━━━ MATERIAL PROVIDED

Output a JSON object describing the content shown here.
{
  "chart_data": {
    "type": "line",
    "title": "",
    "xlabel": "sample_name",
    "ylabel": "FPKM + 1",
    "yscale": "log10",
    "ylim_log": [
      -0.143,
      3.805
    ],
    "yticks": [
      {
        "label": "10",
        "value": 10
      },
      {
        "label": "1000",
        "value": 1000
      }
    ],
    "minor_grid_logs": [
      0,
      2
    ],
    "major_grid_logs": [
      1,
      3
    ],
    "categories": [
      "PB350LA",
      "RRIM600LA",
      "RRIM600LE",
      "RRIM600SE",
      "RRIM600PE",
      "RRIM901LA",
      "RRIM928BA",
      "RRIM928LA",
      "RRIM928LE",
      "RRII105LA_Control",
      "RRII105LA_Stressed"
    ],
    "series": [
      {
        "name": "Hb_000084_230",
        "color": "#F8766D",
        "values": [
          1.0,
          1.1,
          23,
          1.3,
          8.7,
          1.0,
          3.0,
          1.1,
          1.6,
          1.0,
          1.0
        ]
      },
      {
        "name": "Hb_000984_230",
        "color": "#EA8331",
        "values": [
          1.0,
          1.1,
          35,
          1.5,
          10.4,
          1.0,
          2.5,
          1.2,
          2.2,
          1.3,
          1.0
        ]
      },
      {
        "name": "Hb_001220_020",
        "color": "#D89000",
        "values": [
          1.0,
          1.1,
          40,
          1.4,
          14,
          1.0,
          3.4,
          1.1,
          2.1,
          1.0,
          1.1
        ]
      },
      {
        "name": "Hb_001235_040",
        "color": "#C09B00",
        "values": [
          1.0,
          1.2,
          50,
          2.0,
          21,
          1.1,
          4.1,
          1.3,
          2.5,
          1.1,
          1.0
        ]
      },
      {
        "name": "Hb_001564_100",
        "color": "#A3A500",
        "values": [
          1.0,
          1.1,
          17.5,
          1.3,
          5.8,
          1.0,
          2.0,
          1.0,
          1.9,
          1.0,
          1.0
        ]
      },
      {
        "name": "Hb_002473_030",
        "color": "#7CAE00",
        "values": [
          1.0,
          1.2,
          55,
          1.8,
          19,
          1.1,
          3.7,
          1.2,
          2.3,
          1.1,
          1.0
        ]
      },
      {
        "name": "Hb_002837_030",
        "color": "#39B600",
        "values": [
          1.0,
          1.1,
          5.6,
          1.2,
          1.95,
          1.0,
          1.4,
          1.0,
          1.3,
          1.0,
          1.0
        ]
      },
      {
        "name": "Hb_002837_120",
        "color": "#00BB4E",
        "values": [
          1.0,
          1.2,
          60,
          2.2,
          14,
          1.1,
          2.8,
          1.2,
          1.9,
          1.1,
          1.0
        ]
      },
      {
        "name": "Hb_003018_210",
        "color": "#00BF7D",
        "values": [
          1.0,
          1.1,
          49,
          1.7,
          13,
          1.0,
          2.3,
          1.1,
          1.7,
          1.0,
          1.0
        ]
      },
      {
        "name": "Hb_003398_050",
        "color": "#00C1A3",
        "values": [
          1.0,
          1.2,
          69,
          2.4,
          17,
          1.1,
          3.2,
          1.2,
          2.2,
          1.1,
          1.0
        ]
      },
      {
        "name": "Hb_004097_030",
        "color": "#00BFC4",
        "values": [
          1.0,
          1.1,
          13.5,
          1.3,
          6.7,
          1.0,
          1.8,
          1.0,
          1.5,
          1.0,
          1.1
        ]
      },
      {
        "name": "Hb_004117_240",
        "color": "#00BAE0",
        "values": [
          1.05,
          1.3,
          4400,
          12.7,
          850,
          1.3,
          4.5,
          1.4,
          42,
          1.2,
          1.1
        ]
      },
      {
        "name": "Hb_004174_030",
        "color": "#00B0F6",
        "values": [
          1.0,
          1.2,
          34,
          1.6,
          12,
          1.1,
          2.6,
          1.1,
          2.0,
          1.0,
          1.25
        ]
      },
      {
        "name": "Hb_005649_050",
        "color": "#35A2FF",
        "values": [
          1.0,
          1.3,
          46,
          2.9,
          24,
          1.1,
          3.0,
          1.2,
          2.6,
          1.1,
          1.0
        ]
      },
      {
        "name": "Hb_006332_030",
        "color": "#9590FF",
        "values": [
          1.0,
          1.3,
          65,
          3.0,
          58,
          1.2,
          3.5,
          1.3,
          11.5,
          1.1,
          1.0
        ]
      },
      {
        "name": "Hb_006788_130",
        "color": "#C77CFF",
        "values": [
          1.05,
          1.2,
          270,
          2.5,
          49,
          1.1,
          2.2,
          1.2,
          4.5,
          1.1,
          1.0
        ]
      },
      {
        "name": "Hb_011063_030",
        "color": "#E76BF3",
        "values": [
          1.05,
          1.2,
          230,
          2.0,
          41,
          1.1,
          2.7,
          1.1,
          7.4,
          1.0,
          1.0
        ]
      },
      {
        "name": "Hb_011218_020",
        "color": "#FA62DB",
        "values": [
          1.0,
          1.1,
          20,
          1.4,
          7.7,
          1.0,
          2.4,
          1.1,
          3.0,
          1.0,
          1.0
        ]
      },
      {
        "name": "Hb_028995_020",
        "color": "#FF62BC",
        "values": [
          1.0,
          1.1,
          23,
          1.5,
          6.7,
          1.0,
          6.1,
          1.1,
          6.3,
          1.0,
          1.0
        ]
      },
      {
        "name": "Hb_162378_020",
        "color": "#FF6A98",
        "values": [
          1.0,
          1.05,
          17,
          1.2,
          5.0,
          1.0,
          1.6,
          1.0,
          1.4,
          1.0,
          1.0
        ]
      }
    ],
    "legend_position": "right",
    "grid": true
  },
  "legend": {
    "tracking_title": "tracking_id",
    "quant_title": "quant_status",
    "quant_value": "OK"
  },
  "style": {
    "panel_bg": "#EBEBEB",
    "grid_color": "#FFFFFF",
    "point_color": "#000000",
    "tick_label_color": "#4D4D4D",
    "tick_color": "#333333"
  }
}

━━━━━━

Copy out the material above in its entirety. Every detail must match.

Output a JSON object describing the content shown here.
{
  "chart_data": {
    "type": "line",
    "title": "",
    "xlabel": "sample_name",
    "ylabel": "FPKM + 1",
    "yscale": "log10",
    "ylim_log": [
      -0.143,
      3.805
    ],
    "yticks": [
      {
        "label": "10",
        "value": 10
      },
      {
        "label": "1000",
        "value": 1000
      }
    ],
    "minor_grid_logs": [
      0,
      2
    ],
    "major_grid_logs": [
      1,
      3
    ],
    "categories": [
      "PB350LA",
      "RRIM600LA",
      "RRIM600LE",
      "RRIM600SE",
      "RRIM600PE",
      "RRIM901LA",
      "RRIM928BA",
      "RRIM928LA",
      "RRIM928LE",
      "RRII105LA_Control",
      "RRII105LA_Stressed"
    ],
    "series": [
      {
        "name": "Hb_000084_230",
        "color": "#F8766D",
        "values": [
          1.0,
          1.1,
          23,
          1.3,
          8.7,
          1.0,
          3.0,
          1.1,
          1.6,
          1.0,
          1.0
        ]
      },
      {
        "name": "Hb_000984_230",
        "color": "#EA8331",
        "values": [
          1.0,
          1.1,
          35,
          1.5,
          10.4,
          1.0,
          2.5,
          1.2,
          2.2,
          1.3,
          1.0
        ]
      },
      {
        "name": "Hb_001220_020",
        "color": "#D89000",
        "values": [
          1.0,
          1.1,
          40,
          1.4,
          14,
          1.0,
          3.4,
          1.1,
          2.1,
          1.0,
          1.1
        ]
      },
      {
        "name": "Hb_001235_040",
        "color": "#C09B00",
        "values": [
          1.0,
          1.2,
          50,
          2.0,
          21,
          1.1,
          4.1,
          1.3,
          2.5,
          1.1,
          1.0
        ]
      },
      {
        "name": "Hb_001564_100",
        "color": "#A3A500",
        "values": [
          1.0,
          1.1,
          17.5,
          1.3,
          5.8,
          1.0,
          2.0,
          1.0,
          1.9,
          1.0,
          1.0
        ]
      },
      {
        "name": "Hb_002473_030",
        "color": "#7CAE00",
        "values": [
          1.0,
          1.2,
          55,
          1.8,
          19,
          1.1,
          3.7,
          1.2,
          2.3,
          1.1,
          1.0
        ]
      },
      {
        "name": "Hb_002837_030",
        "color": "#39B600",
        "values": [
          1.0,
          1.1,
          5.6,
          1.2,
          1.95,
          1.0,
          1.4,
          1.0,
          1.3,
          1.0,
          1.0
        ]
      },
      {
        "name": "Hb_002837_120",
        "color": "#00BB4E",
        "values": [
          1.0,
          1.2,
          60,
          2.2,
          14,
          1.1,
          2.8,
          1.2,
          1.9,
          1.1,
          1.0
        ]
      },
      {
        "name": "Hb_003018_210",
        "color": "#00BF7D",
        "values": [
          1.0,
          1.1,
          49,
          1.7,
          13,
          1.0,
          2.3,
          1.1,
          1.7,
          1.0,
          1.0
        ]
      },
      {
        "name": "Hb_003398_050",
        "color": "#00C1A3",
        "values": [
          1.0,
          1.2,
          69,
          2.4,
          17,
          1.1,
          3.2,
          1.2,
          2.2,
          1.1,
          1.0
        ]
      },
      {
        "name": "Hb_004097_030",
        "color": "#00BFC4",
        "values": [
          1.0,
          1.1,
          13.5,
          1.3,
          6.7,
          1.0,
          1.8,
          1.0,
          1.5,
          1.0,
          1.1
        ]
      },
      {
        "name": "Hb_004117_240",
        "color": "#00BAE0",
        "values": [
          1.05,
          1.3,
          4400,
          12.7,
          850,
          1.3,
          4.5,
          1.4,
          42,
          1.2,
          1.1
        ]
      },
      {
        "name": "Hb_004174_030",
        "color": "#00B0F6",
        "values": [
          1.0,
          1.2,
          34,
          1.6,
          12,
          1.1,
          2.6,
          1.1,
          2.0,
          1.0,
          1.25
        ]
      },
      {
        "name": "Hb_005649_050",
        "color": "#35A2FF",
        "values": [
          1.0,
          1.3,
          46,
          2.9,
          24,
          1.1,
          3.0,
          1.2,
          2.6,
          1.1,
          1.0
        ]
      },
      {
        "name": "Hb_006332_030",
        "color": "#9590FF",
        "values": [
          1.0,
          1.3,
          65,
          3.0,
          58,
          1.2,
          3.5,
          1.3,
          11.5,
          1.1,
          1.0
        ]
      },
      {
        "name": "Hb_006788_130",
        "color": "#C77CFF",
        "values": [
          1.05,
          1.2,
          270,
          2.5,
          49,
          1.1,
          2.2,
          1.2,
          4.5,
          1.1,
          1.0
        ]
      },
      {
        "name": "Hb_011063_030",
        "color": "#E76BF3",
        "values": [
          1.05,
          1.2,
          230,
          2.0,
          41,
          1.1,
          2.7,
          1.1,
          7.4,
          1.0,
          1.0
        ]
      },
      {
        "name": "Hb_011218_020",
        "color": "#FA62DB",
        "values": [
          1.0,
          1.1,
          20,
          1.4,
          7.7,
          1.0,
          2.4,
          1.1,
          3.0,
          1.0,
          1.0
        ]
      },
      {
        "name": "Hb_028995_020",
        "color": "#FF62BC",
        "values": [
          1.0,
          1.1,
          23,
          1.5,
          6.7,
          1.0,
          6.1,
          1.1,
          6.3,
          1.0,
          1.0
        ]
      },
      {
        "name": "Hb_162378_020",
        "color": "#FF6A98",
        "values": [
          1.0,
          1.05,
          17,
          1.2,
          5.0,
          1.0,
          1.6,
          1.0,
          1.4,
          1.0,
          1.0
        ]
      }
    ],
    "legend_position": "right",
    "grid": true
  },
  "legend": {
    "tracking_title": "tracking_id",
    "quant_title": "quant_status",
    "quant_value": "OK"
  },
  "style": {
    "panel_bg": "#EBEBEB",
    "grid_color": "#FFFFFF",
    "point_color": "#000000",
    "tick_label_color": "#4D4D4D",
    "tick_color": "#333333"
  }
}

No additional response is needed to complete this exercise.